Provided records |
##########

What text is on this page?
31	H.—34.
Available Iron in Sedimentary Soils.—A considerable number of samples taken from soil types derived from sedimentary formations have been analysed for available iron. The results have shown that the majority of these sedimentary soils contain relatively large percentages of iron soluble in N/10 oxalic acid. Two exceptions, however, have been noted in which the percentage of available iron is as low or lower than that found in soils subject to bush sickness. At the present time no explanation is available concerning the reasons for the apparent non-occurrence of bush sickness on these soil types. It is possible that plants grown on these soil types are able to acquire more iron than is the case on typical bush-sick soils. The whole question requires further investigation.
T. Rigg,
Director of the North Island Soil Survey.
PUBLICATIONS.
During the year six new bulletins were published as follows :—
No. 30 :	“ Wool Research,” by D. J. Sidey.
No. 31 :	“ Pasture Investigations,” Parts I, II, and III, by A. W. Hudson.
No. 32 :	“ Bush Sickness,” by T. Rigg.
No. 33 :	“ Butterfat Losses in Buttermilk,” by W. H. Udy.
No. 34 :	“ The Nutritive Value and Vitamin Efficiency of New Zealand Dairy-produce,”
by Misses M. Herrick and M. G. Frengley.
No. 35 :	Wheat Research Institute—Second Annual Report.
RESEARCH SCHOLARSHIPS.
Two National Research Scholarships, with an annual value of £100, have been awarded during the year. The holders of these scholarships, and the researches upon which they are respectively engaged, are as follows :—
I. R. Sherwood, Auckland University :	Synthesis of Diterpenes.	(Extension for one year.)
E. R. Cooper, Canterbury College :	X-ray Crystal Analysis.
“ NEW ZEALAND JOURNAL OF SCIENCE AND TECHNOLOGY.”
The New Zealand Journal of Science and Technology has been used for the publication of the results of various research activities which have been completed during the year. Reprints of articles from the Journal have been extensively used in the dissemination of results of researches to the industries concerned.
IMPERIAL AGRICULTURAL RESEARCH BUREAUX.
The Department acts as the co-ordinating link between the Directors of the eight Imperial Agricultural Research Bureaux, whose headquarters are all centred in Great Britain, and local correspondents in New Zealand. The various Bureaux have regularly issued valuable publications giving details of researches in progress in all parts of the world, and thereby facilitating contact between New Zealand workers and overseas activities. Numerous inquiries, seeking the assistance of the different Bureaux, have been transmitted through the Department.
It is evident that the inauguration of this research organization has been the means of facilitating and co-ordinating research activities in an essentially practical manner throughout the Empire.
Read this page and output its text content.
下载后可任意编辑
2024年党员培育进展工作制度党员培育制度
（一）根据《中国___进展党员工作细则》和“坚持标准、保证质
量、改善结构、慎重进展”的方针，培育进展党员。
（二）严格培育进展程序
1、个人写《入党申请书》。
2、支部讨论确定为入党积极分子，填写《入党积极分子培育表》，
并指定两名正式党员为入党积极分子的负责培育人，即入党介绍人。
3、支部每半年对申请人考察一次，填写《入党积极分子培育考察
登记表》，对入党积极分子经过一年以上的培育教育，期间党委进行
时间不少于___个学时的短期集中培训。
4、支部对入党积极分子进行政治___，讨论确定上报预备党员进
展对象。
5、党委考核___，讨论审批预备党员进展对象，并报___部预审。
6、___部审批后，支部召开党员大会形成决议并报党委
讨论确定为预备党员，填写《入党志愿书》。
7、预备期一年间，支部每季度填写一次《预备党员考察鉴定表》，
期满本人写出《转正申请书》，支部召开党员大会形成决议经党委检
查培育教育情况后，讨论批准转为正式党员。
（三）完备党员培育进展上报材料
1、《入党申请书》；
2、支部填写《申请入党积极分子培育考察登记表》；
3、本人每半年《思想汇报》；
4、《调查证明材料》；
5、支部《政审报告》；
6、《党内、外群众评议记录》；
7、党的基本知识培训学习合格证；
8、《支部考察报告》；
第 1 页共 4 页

##########

Task prompt |
Transcribe, word for word, every line from the one containing "Read this page and output its text content." through the final line of the entries, and nothing else.

Answer |
Read this page and output its text content.
下载后可任意编辑
2024年党员培育进展工作制度党员培育制度
（一）根据《中国___进展党员工作细则》和“坚持标准、保证质
量、改善结构、慎重进展”的方针，培育进展党员。
（二）严格培育进展程序
1、个人写《入党申请书》。
2、支部讨论确定为入党积极分子，填写《入党积极分子培育表》，
并指定两名正式党员为入党积极分子的负责培育人，即入党介绍人。
3、支部每半年对申请人考察一次，填写《入党积极分子培育考察
登记表》，对入党积极分子经过一年以上的培育教育，期间党委进行
时间不少于___个学时的短期集中培训。
4、支部对入党积极分子进行政治___，讨论确定上报预备党员进
展对象。
5、党委考核___，讨论审批预备党员进展对象，并报___部预审。
6、___部审批后，支部召开党员大会形成决议并报党委
讨论确定为预备党员，填写《入党志愿书》。
7、预备期一年间，支部每季度填写一次《预备党员考察鉴定表》，
期满本人写出《转正申请书》，支部召开党员大会形成决议经党委检
查培育教育情况后，讨论批准转为正式党员。
（三）完备党员培育进展上报材料
1、《入党申请书》；
2、支部填写《申请入党积极分子培育考察登记表》；
3、本人每半年《思想汇报》；
4、《调查证明材料》；
5、支部《政审报告》；
6、《党内、外群众评议记录》；
7、党的基本知识培训学习合格证；
8、《支部考察报告》；
第 1 页共 4 页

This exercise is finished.